Entries shown:
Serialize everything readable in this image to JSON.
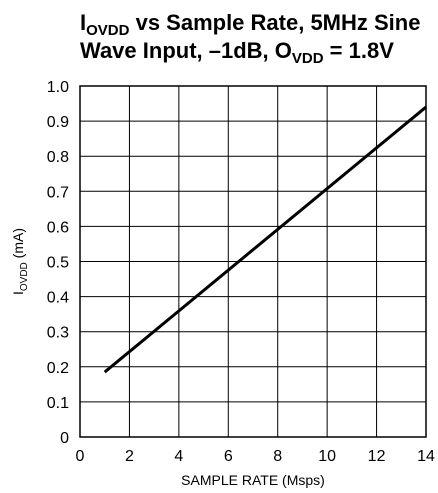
{
  "title": {
    "line1_main": "I",
    "line1_sub": "OVDD",
    "line1_rest": " vs Sample Rate, 5MHz Sine",
    "line2_main": "Wave Input, –1dB, O",
    "line2_sub": "VDD",
    "line2_rest": " = 1.8V"
  },
  "chart_data": {
    "type": "line",
    "title": "IOVDD vs Sample Rate, 5MHz Sine Wave Input, –1dB, OVDD = 1.8V",
    "xlabel": "SAMPLE RATE (Msps)",
    "ylabel": "IOVDD (mA)",
    "ylabel_parts": {
      "main": "I",
      "sub": "OVDD",
      "rest": " (mA)"
    },
    "xlim": [
      0,
      14
    ],
    "ylim": [
      0,
      1.0
    ],
    "xticks": [
      "0",
      "2",
      "4",
      "6",
      "8",
      "10",
      "12",
      "14"
    ],
    "xtick_values": [
      0,
      2,
      4,
      6,
      8,
      10,
      12,
      14
    ],
    "yticks": [
      "0",
      "0.1",
      "0.2",
      "0.3",
      "0.4",
      "0.5",
      "0.6",
      "0.7",
      "0.8",
      "0.9",
      "1.0"
    ],
    "ytick_values": [
      0,
      0.1,
      0.2,
      0.3,
      0.4,
      0.5,
      0.6,
      0.7,
      0.8,
      0.9,
      1.0
    ],
    "grid": true,
    "series": [
      {
        "x": [
          1,
          14
        ],
        "y": [
          0.185,
          0.94
        ]
      }
    ]
  }
}
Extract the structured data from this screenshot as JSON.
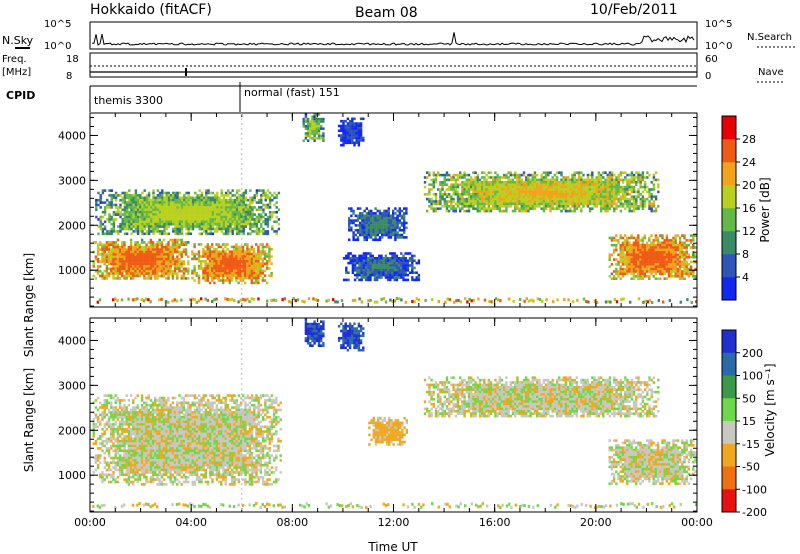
{
  "header": {
    "station": "Hokkaido (fitACF)",
    "beam": "Beam 08",
    "date": "10/Feb/2011"
  },
  "strip": {
    "nsky_label": "N.Sky",
    "nsearch_label": "N.Search",
    "freq_label_1": "Freq.",
    "freq_label_2": "[MHz]",
    "nave_label": "Nave",
    "cpid_label": "CPID",
    "nsky_ticks": [
      "10^5",
      "10^0"
    ],
    "freq_ticks": [
      "18",
      "8"
    ],
    "nave_ticks": [
      "60",
      "0"
    ]
  },
  "cpid": {
    "segments": [
      {
        "start_hour": 0,
        "end_hour": 6,
        "label": "themis 3300"
      },
      {
        "start_hour": 6,
        "end_hour": 24,
        "label": "normal (fast) 151"
      }
    ]
  },
  "chart_data": [
    {
      "type": "heatmap",
      "quantity": "power",
      "ylabel": "Slant Range [km]",
      "xlabel": "Time UT",
      "x_ticks": [
        "00:00",
        "04:00",
        "08:00",
        "12:00",
        "16:00",
        "20:00",
        "00:00"
      ],
      "y_ticks": [
        "1000",
        "2000",
        "3000",
        "4000"
      ],
      "xlim_hours": [
        0,
        24
      ],
      "ylim": [
        180,
        4500
      ],
      "colorbar": {
        "label": "Power [dB]",
        "ticks": [
          "4",
          "8",
          "12",
          "16",
          "20",
          "24",
          "28"
        ],
        "colors": [
          "#1028f0",
          "#2e55b8",
          "#3a8a66",
          "#63b847",
          "#b9d01f",
          "#f2a21b",
          "#ef5a14",
          "#e80000"
        ]
      },
      "features": [
        {
          "start_hour": 0.1,
          "end_hour": 3.9,
          "range_km": [
            800,
            1700
          ],
          "level": 28
        },
        {
          "start_hour": 4.0,
          "end_hour": 7.2,
          "range_km": [
            700,
            1600
          ],
          "level": 28
        },
        {
          "start_hour": 0.2,
          "end_hour": 7.5,
          "range_km": [
            1800,
            2800
          ],
          "level": 20
        },
        {
          "start_hour": 8.4,
          "end_hour": 9.2,
          "range_km": [
            3900,
            4500
          ],
          "level": 18
        },
        {
          "start_hour": 9.8,
          "end_hour": 10.8,
          "range_km": [
            3800,
            4400
          ],
          "level": 8
        },
        {
          "start_hour": 10.2,
          "end_hour": 12.5,
          "range_km": [
            1700,
            2400
          ],
          "level": 12
        },
        {
          "start_hour": 10.0,
          "end_hour": 13.0,
          "range_km": [
            800,
            1400
          ],
          "level": 10
        },
        {
          "start_hour": 13.2,
          "end_hour": 22.5,
          "range_km": [
            2300,
            3200
          ],
          "level": 22
        },
        {
          "start_hour": 20.5,
          "end_hour": 23.9,
          "range_km": [
            800,
            1800
          ],
          "level": 28
        }
      ]
    },
    {
      "type": "heatmap",
      "quantity": "velocity",
      "ylabel": "Slant Range [km]",
      "xlabel": "Time UT",
      "x_ticks": [
        "00:00",
        "04:00",
        "08:00",
        "12:00",
        "16:00",
        "20:00",
        "00:00"
      ],
      "y_ticks": [
        "1000",
        "2000",
        "3000",
        "4000"
      ],
      "xlim_hours": [
        0,
        24
      ],
      "ylim": [
        180,
        4500
      ],
      "colorbar": {
        "label": "Velocity [m s⁻¹]",
        "ticks": [
          "200",
          "100",
          "50",
          "15",
          "-15",
          "-50",
          "-100",
          "-200"
        ],
        "colors": [
          "#1f2fd0",
          "#2b6aa8",
          "#3a9a48",
          "#6ed84a",
          "#c8c8c0",
          "#f0a820",
          "#f07010",
          "#e81010"
        ]
      },
      "features": [
        {
          "start_hour": 0.1,
          "end_hour": 7.5,
          "range_km": [
            800,
            2800
          ],
          "level": 0
        },
        {
          "start_hour": 8.4,
          "end_hour": 9.2,
          "range_km": [
            3900,
            4500
          ],
          "level": 200
        },
        {
          "start_hour": 9.8,
          "end_hour": 10.8,
          "range_km": [
            3800,
            4400
          ],
          "level": 200
        },
        {
          "start_hour": 11.0,
          "end_hour": 12.5,
          "range_km": [
            1700,
            2300
          ],
          "level": -30
        },
        {
          "start_hour": 13.2,
          "end_hour": 22.5,
          "range_km": [
            2300,
            3200
          ],
          "level": 0
        },
        {
          "start_hour": 20.5,
          "end_hour": 23.9,
          "range_km": [
            800,
            1800
          ],
          "level": 0
        }
      ]
    }
  ]
}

Exercise:
Transcribe the records above exactly as they appear, leaving out any pictures.

Solution below:
Serialize everything readable in this image to JSON.
{
  "title": {
    "line1_main": "I",
    "line1_sub": "OVDD",
    "line1_rest": " vs Sample Rate, 5MHz Sine",
    "line2_main": "Wave Input, –1dB, O",
    "line2_sub": "VDD",
    "line2_rest": " = 1.8V"
  },
  "chart_data": {
    "type": "line",
    "title": "IOVDD vs Sample Rate, 5MHz Sine Wave Input, –1dB, OVDD = 1.8V",
    "xlabel": "SAMPLE RATE (Msps)",
    "ylabel": "IOVDD (mA)",
    "ylabel_parts": {
      "main": "I",
      "sub": "OVDD",
      "rest": " (mA)"
    },
    "xlim": [
      0,
      14
    ],
    "ylim": [
      0,
      1.0
    ],
    "xticks": [
      "0",
      "2",
      "4",
      "6",
      "8",
      "10",
      "12",
      "14"
    ],
    "xtick_values": [
      0,
      2,
      4,
      6,
      8,
      10,
      12,
      14
    ],
    "yticks": [
      "0",
      "0.1",
      "0.2",
      "0.3",
      "0.4",
      "0.5",
      "0.6",
      "0.7",
      "0.8",
      "0.9",
      "1.0"
    ],
    "ytick_values": [
      0,
      0.1,
      0.2,
      0.3,
      0.4,
      0.5,
      0.6,
      0.7,
      0.8,
      0.9,
      1.0
    ],
    "grid": true,
    "series": [
      {
        "x": [
          1,
          14
        ],
        "y": [
          0.185,
          0.94
        ]
      }
    ]
  }
}
Extract the structured data from this screenshot as JSON.
{
  "header": {
    "station": "Hokkaido (fitACF)",
    "beam": "Beam 08",
    "date": "10/Feb/2011"
  },
  "strip": {
    "nsky_label": "N.Sky",
    "nsearch_label": "N.Search",
    "freq_label_1": "Freq.",
    "freq_label_2": "[MHz]",
    "nave_label": "Nave",
    "cpid_label": "CPID",
    "nsky_ticks": [
      "10^5",
      "10^0"
    ],
    "freq_ticks": [
      "18",
      "8"
    ],
    "nave_ticks": [
      "60",
      "0"
    ]
  },
  "cpid": {
    "segments": [
      {
        "start_hour": 0,
        "end_hour": 6,
        "label": "themis 3300"
      },
      {
        "start_hour": 6,
        "end_hour": 24,
        "label": "normal (fast) 151"
      }
    ]
  },
  "chart_data": [
    {
      "type": "heatmap",
      "quantity": "power",
      "ylabel": "Slant Range [km]",
      "xlabel": "Time UT",
      "x_ticks": [
        "00:00",
        "04:00",
        "08:00",
        "12:00",
        "16:00",
        "20:00",
        "00:00"
      ],
      "y_ticks": [
        "1000",
        "2000",
        "3000",
        "4000"
      ],
      "xlim_hours": [
        0,
        24
      ],
      "ylim": [
        180,
        4500
      ],
      "colorbar": {
        "label": "Power [dB]",
        "ticks": [
          "4",
          "8",
          "12",
          "16",
          "20",
          "24",
          "28"
        ],
        "colors": [
          "#1028f0",
          "#2e55b8",
          "#3a8a66",
          "#63b847",
          "#b9d01f",
          "#f2a21b",
          "#ef5a14",
          "#e80000"
        ]
      },
      "features": [
        {
          "start_hour": 0.1,
          "end_hour": 3.9,
          "range_km": [
            800,
            1700
          ],
          "level": 28
        },
        {
          "start_hour": 4.0,
          "end_hour": 7.2,
          "range_km": [
            700,
            1600
          ],
          "level": 28
        },
        {
          "start_hour": 0.2,
          "end_hour": 7.5,
          "range_km": [
            1800,
            2800
          ],
          "level": 20
        },
        {
          "start_hour": 8.4,
          "end_hour": 9.2,
          "range_km": [
            3900,
            4500
          ],
          "level": 18
        },
        {
          "start_hour": 9.8,
          "end_hour": 10.8,
          "range_km": [
            3800,
            4400
          ],
          "level": 8
        },
        {
          "start_hour": 10.2,
          "end_hour": 12.5,
          "range_km": [
            1700,
            2400
          ],
          "level": 12
        },
        {
          "start_hour": 10.0,
          "end_hour": 13.0,
          "range_km": [
            800,
            1400
          ],
          "level": 10
        },
        {
          "start_hour": 13.2,
          "end_hour": 22.5,
          "range_km": [
            2300,
            3200
          ],
          "level": 22
        },
        {
          "start_hour": 20.5,
          "end_hour": 23.9,
          "range_km": [
            800,
            1800
          ],
          "level": 28
        }
      ]
    },
    {
      "type": "heatmap",
      "quantity": "velocity",
      "ylabel": "Slant Range [km]",
      "xlabel": "Time UT",
      "x_ticks": [
        "00:00",
        "04:00",
        "08:00",
        "12:00",
        "16:00",
        "20:00",
        "00:00"
      ],
      "y_ticks": [
        "1000",
        "2000",
        "3000",
        "4000"
      ],
      "xlim_hours": [
        0,
        24
      ],
      "ylim": [
        180,
        4500
      ],
      "colorbar": {
        "label": "Velocity [m s⁻¹]",
        "ticks": [
          "200",
          "100",
          "50",
          "15",
          "-15",
          "-50",
          "-100",
          "-200"
        ],
        "colors": [
          "#1f2fd0",
          "#2b6aa8",
          "#3a9a48",
          "#6ed84a",
          "#c8c8c0",
          "#f0a820",
          "#f07010",
          "#e81010"
        ]
      },
      "features": [
        {
          "start_hour": 0.1,
          "end_hour": 7.5,
          "range_km": [
            800,
            2800
          ],
          "level": 0
        },
        {
          "start_hour": 8.4,
          "end_hour": 9.2,
          "range_km": [
            3900,
            4500
          ],
          "level": 200
        },
        {
          "start_hour": 9.8,
          "end_hour": 10.8,
          "range_km": [
            3800,
            4400
          ],
          "level": 200
        },
        {
          "start_hour": 11.0,
          "end_hour": 12.5,
          "range_km": [
            1700,
            2300
          ],
          "level": -30
        },
        {
          "start_hour": 13.2,
          "end_hour": 22.5,
          "range_km": [
            2300,
            3200
          ],
          "level": 0
        },
        {
          "start_hour": 20.5,
          "end_hour": 23.9,
          "range_km": [
            800,
            1800
          ],
          "level": 0
        }
      ]
    }
  ]
}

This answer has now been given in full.